### SUPPLIED INFORMATION
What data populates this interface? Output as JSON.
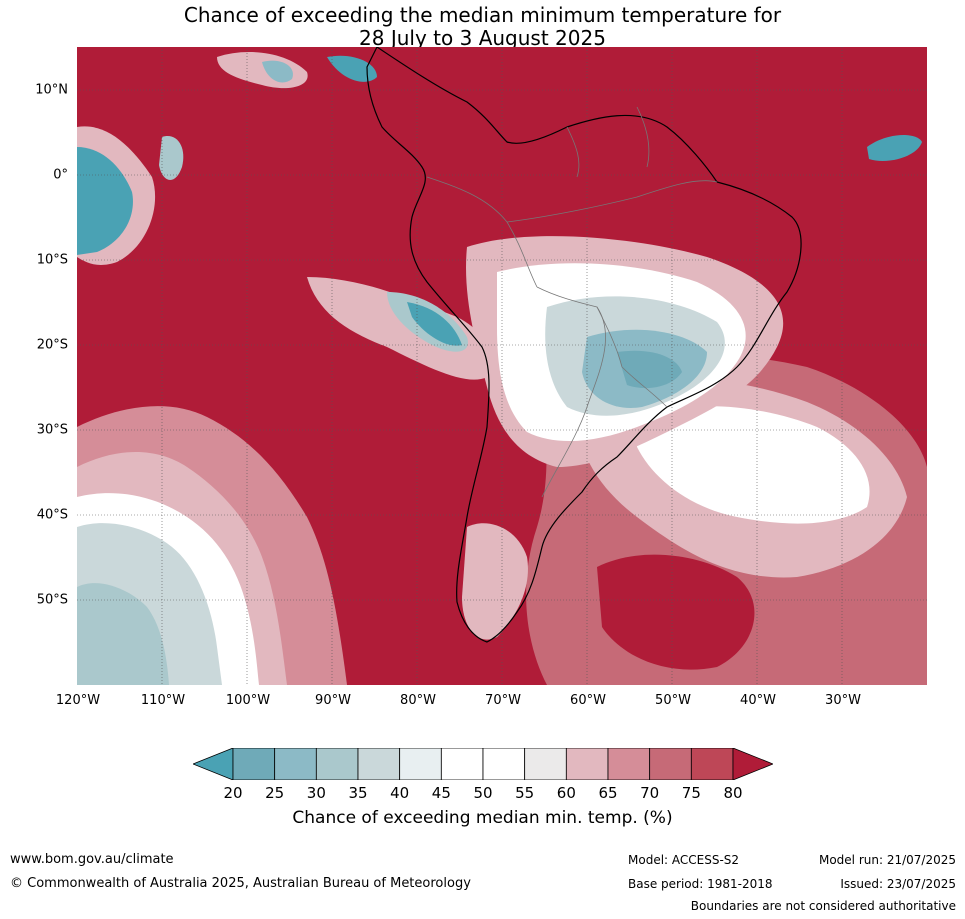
{
  "title_line1": "Chance of exceeding the median minimum temperature for",
  "title_line2": "28 July to 3 August 2025",
  "lat_labels": [
    "10°N",
    "0°",
    "10°S",
    "20°S",
    "30°S",
    "40°S",
    "50°S"
  ],
  "lon_labels": [
    "120°W",
    "110°W",
    "100°W",
    "90°W",
    "80°W",
    "70°W",
    "60°W",
    "50°W",
    "40°W",
    "30°W"
  ],
  "colorbar": {
    "ticks": [
      "20",
      "25",
      "30",
      "35",
      "40",
      "45",
      "50",
      "55",
      "60",
      "65",
      "70",
      "75",
      "80"
    ],
    "colors": [
      "#4aa2b4",
      "#6faab8",
      "#8cbac6",
      "#aac8cc",
      "#cad8da",
      "#e8eff1",
      "#ffffff",
      "#ffffff",
      "#ebeaea",
      "#e2b8bf",
      "#d58d98",
      "#c66a77",
      "#be4757",
      "#b01c38"
    ],
    "label": "Chance of exceeding median min. temp. (%)"
  },
  "footer": {
    "website": "www.bom.gov.au/climate",
    "copyright": "© Commonwealth of Australia 2025, Australian Bureau of Meteorology",
    "model": "Model: ACCESS-S2",
    "base_period": "Base period: 1981-2018",
    "model_run": "Model run: 21/07/2025",
    "issued": "Issued: 23/07/2025",
    "disclaimer": "Boundaries are not considered authoritative"
  }
}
######
Reproduce each line exactly as it appears, omitting the pictures.

What data populates this interface? Output as JSON.
{
  "title_line1": "Chance of exceeding the median minimum temperature for",
  "title_line2": "28 July to 3 August 2025",
  "lat_labels": [
    "10°N",
    "0°",
    "10°S",
    "20°S",
    "30°S",
    "40°S",
    "50°S"
  ],
  "lon_labels": [
    "120°W",
    "110°W",
    "100°W",
    "90°W",
    "80°W",
    "70°W",
    "60°W",
    "50°W",
    "40°W",
    "30°W"
  ],
  "colorbar": {
    "ticks": [
      "20",
      "25",
      "30",
      "35",
      "40",
      "45",
      "50",
      "55",
      "60",
      "65",
      "70",
      "75",
      "80"
    ],
    "colors": [
      "#4aa2b4",
      "#6faab8",
      "#8cbac6",
      "#aac8cc",
      "#cad8da",
      "#e8eff1",
      "#ffffff",
      "#ffffff",
      "#ebeaea",
      "#e2b8bf",
      "#d58d98",
      "#c66a77",
      "#be4757",
      "#b01c38"
    ],
    "label": "Chance of exceeding median min. temp. (%)"
  },
  "footer": {
    "website": "www.bom.gov.au/climate",
    "copyright": "© Commonwealth of Australia 2025, Australian Bureau of Meteorology",
    "model": "Model: ACCESS-S2",
    "base_period": "Base period: 1981-2018",
    "model_run": "Model run: 21/07/2025",
    "issued": "Issued: 23/07/2025",
    "disclaimer": "Boundaries are not considered authoritative"
  }
}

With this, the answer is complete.